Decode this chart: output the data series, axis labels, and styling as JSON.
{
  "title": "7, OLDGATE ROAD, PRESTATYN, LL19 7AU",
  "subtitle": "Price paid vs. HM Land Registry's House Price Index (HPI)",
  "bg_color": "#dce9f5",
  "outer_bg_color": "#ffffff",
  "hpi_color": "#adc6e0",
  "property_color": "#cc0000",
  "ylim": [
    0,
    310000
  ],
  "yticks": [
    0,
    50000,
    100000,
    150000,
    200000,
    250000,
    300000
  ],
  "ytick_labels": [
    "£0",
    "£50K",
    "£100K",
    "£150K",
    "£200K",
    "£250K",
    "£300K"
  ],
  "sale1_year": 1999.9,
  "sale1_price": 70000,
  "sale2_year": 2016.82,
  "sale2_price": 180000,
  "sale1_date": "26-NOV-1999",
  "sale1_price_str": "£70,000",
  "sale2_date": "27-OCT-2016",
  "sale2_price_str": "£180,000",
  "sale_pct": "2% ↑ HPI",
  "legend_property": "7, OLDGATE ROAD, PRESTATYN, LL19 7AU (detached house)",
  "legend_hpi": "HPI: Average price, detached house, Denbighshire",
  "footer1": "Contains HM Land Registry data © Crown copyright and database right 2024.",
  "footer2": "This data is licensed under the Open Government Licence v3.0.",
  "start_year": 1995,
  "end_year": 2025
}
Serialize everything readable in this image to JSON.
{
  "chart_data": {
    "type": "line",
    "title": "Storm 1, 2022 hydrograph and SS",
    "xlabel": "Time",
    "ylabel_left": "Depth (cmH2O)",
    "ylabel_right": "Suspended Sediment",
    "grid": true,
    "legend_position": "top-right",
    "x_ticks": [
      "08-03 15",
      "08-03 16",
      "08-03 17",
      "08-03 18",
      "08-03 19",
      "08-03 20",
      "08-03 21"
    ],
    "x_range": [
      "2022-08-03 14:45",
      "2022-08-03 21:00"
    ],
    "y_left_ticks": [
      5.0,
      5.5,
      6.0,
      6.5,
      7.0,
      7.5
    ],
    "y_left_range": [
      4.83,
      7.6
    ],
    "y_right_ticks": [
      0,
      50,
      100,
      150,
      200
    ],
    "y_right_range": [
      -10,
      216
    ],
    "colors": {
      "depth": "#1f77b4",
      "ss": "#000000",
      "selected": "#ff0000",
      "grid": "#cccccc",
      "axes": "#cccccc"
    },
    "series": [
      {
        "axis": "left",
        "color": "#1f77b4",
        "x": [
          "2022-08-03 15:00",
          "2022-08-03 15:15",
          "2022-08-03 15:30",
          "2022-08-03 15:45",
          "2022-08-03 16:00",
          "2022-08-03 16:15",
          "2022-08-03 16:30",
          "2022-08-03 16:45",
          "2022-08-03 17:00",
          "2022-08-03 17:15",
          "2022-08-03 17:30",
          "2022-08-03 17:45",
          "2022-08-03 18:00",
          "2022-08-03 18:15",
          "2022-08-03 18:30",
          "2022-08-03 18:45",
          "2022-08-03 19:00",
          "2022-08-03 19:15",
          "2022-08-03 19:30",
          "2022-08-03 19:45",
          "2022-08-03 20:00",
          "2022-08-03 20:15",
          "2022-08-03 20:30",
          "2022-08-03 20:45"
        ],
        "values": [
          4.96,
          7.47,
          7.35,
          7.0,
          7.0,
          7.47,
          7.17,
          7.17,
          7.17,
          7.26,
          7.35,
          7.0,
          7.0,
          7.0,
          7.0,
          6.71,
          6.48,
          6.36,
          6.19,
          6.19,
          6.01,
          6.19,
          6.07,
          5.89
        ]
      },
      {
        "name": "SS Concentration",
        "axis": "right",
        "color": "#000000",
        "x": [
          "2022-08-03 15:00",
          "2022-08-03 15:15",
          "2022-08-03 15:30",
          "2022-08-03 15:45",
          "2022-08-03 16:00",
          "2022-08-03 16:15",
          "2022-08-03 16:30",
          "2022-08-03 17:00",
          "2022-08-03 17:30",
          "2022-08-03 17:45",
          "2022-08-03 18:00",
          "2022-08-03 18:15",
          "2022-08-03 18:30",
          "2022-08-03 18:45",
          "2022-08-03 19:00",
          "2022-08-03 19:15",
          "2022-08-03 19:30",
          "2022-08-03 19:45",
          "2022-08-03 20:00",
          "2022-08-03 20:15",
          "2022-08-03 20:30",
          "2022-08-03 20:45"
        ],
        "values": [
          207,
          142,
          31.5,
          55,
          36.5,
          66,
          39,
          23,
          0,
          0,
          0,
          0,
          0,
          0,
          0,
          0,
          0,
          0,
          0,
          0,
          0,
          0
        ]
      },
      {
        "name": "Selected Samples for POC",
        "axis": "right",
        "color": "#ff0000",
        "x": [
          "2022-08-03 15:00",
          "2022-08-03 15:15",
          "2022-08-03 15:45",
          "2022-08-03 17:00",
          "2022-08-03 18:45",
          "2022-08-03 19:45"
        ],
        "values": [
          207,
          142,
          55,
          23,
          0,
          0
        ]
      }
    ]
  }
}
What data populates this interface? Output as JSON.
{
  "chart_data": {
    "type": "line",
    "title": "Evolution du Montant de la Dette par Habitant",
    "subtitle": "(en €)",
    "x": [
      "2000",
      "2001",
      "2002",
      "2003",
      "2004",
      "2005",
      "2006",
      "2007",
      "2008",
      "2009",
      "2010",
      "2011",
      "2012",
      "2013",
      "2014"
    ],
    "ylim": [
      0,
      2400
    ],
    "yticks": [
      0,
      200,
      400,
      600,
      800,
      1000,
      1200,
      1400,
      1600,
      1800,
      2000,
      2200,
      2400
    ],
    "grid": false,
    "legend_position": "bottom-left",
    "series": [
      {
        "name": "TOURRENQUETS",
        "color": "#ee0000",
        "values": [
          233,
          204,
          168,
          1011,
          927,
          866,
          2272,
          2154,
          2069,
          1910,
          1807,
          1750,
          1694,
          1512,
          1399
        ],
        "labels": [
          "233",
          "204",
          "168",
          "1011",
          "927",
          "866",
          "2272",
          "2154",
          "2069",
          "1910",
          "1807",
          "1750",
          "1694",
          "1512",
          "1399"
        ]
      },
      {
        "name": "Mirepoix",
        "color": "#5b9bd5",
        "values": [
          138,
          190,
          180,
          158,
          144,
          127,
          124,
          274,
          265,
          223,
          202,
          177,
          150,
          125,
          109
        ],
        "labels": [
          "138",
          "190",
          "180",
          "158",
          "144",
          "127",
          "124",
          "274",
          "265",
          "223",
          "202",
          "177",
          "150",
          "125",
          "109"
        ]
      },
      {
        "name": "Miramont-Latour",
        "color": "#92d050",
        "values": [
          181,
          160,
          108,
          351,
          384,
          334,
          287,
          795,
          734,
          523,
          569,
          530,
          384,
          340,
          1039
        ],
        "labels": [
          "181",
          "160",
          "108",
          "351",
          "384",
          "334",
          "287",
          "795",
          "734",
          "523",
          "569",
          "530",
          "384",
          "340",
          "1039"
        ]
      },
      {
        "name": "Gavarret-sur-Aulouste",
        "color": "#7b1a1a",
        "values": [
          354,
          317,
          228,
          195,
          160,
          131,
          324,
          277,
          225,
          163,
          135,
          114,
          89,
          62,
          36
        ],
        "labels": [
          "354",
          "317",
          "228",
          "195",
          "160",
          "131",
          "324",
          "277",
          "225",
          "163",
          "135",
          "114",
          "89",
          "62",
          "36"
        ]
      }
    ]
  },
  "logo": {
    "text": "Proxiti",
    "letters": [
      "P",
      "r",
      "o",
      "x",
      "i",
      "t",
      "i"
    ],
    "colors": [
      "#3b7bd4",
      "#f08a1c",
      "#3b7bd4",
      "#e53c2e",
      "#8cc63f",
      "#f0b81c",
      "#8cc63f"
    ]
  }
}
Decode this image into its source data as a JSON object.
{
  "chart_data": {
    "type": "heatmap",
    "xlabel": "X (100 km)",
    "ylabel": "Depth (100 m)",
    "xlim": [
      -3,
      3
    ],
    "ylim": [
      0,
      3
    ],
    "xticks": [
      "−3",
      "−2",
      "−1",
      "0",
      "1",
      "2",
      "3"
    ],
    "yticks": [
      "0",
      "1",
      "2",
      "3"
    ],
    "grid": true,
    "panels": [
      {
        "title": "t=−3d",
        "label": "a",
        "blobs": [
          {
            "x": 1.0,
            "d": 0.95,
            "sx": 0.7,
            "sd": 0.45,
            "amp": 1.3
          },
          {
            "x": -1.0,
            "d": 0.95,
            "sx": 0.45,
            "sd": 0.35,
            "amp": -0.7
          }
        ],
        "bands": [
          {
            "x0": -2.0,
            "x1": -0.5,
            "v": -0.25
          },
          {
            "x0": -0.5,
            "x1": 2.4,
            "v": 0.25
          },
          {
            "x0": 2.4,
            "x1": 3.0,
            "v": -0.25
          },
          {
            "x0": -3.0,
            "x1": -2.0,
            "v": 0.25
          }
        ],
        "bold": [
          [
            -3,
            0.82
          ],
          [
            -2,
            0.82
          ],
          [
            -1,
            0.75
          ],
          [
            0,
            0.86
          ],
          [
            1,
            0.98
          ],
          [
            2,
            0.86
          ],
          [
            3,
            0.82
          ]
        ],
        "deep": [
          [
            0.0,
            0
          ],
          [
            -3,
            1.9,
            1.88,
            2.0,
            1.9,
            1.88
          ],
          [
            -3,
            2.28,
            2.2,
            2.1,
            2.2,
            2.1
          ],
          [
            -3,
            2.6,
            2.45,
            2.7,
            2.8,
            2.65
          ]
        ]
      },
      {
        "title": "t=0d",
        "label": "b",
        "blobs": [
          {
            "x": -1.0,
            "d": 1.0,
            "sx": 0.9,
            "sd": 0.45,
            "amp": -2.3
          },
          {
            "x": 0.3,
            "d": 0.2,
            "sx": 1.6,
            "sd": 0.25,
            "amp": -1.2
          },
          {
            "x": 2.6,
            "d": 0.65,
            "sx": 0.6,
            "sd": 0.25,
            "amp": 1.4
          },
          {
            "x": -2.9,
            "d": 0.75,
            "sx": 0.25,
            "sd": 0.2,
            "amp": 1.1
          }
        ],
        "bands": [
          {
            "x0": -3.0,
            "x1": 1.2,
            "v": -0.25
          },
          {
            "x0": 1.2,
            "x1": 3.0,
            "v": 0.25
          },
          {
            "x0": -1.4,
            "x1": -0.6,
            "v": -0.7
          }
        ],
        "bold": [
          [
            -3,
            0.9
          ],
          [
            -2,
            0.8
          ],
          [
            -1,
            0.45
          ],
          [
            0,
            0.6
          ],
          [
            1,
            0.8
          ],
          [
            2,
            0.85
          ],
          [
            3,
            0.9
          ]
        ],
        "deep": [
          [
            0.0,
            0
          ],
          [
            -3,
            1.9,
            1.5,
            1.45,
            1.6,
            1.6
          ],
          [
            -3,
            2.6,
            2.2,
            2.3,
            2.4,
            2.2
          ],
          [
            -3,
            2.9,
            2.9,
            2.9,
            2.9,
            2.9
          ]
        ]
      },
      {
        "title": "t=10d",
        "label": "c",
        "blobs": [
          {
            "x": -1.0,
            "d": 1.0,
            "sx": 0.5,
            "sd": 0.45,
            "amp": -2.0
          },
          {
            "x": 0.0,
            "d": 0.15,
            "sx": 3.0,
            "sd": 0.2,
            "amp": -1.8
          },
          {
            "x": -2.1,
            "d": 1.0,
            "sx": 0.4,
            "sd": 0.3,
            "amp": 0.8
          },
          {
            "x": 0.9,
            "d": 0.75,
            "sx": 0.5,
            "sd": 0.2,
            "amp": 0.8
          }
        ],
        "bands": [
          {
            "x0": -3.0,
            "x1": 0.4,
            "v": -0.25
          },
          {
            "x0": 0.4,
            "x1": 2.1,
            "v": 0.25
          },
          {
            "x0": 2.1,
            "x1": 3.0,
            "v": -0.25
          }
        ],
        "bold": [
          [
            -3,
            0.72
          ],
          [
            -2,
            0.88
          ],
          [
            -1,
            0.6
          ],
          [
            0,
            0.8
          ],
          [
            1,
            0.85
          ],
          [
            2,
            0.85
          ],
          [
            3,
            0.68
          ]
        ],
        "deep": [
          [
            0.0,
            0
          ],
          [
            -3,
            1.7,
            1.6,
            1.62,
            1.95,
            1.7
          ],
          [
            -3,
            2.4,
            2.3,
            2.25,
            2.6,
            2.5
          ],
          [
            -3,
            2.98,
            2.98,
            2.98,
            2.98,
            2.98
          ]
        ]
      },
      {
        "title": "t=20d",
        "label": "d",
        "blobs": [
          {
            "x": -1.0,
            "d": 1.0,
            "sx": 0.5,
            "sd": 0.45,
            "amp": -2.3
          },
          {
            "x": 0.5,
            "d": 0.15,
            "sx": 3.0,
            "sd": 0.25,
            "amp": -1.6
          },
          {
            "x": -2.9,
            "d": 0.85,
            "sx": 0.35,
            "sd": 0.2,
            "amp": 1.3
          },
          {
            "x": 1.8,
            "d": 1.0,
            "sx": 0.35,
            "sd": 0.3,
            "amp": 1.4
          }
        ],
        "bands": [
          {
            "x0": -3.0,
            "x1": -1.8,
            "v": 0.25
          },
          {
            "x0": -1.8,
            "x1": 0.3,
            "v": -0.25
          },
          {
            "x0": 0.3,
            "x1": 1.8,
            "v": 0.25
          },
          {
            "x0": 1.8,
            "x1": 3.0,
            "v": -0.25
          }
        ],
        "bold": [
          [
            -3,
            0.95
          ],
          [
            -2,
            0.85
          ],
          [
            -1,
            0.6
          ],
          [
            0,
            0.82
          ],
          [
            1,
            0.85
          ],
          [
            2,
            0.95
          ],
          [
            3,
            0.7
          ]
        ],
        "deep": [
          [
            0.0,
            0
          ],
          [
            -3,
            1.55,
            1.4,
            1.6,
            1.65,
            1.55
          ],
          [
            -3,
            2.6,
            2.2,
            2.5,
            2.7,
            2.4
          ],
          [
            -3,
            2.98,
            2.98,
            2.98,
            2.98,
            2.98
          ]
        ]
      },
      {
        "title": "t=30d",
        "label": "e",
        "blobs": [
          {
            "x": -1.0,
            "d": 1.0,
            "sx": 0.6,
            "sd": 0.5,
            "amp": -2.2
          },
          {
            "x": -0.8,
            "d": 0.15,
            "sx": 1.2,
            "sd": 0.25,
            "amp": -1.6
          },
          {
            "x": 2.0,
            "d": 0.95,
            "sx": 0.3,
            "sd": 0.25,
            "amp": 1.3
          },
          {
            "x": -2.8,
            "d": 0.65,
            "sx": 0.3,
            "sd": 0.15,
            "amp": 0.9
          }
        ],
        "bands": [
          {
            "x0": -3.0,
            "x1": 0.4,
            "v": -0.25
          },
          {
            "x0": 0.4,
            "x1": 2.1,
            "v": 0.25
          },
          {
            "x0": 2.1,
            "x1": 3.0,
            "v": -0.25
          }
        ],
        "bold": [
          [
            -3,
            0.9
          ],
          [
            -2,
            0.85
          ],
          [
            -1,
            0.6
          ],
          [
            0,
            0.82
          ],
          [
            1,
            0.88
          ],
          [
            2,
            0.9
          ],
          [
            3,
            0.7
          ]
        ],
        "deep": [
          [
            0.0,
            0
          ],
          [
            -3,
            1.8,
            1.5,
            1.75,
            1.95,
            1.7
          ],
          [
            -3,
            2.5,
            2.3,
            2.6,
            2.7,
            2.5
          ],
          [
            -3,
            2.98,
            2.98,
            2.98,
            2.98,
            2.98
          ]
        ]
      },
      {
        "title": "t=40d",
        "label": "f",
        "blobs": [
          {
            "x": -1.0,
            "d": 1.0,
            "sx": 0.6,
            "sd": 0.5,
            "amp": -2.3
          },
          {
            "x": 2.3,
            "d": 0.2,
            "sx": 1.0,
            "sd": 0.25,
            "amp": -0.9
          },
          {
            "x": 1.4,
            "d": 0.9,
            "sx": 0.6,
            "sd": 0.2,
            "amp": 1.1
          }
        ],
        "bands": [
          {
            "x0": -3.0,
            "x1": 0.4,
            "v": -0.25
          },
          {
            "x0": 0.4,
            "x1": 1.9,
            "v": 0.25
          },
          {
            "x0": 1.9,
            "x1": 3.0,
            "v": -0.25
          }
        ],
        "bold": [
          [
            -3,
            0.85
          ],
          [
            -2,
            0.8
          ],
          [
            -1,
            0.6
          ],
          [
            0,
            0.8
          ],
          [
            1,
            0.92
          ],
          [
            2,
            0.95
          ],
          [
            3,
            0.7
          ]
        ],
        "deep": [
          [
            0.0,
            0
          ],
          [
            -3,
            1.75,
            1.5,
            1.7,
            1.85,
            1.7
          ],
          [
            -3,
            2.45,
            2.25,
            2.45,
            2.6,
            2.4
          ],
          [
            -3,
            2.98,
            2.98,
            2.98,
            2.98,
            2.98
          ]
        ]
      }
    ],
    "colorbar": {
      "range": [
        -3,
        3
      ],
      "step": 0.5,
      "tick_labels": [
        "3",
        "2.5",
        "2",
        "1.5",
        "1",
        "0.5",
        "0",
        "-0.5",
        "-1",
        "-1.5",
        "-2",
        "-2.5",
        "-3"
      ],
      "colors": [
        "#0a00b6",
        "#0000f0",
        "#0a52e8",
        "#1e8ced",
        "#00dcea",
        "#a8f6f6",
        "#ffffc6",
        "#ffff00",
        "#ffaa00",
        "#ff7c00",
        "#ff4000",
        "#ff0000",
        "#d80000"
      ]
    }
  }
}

| What is expected |
Which lines in the data above contain "Decode"? Show each one.

| Task response |
Decode this chart: output the data series, axis labels, and styling as JSON.
Decode this image into its source data as a JSON object.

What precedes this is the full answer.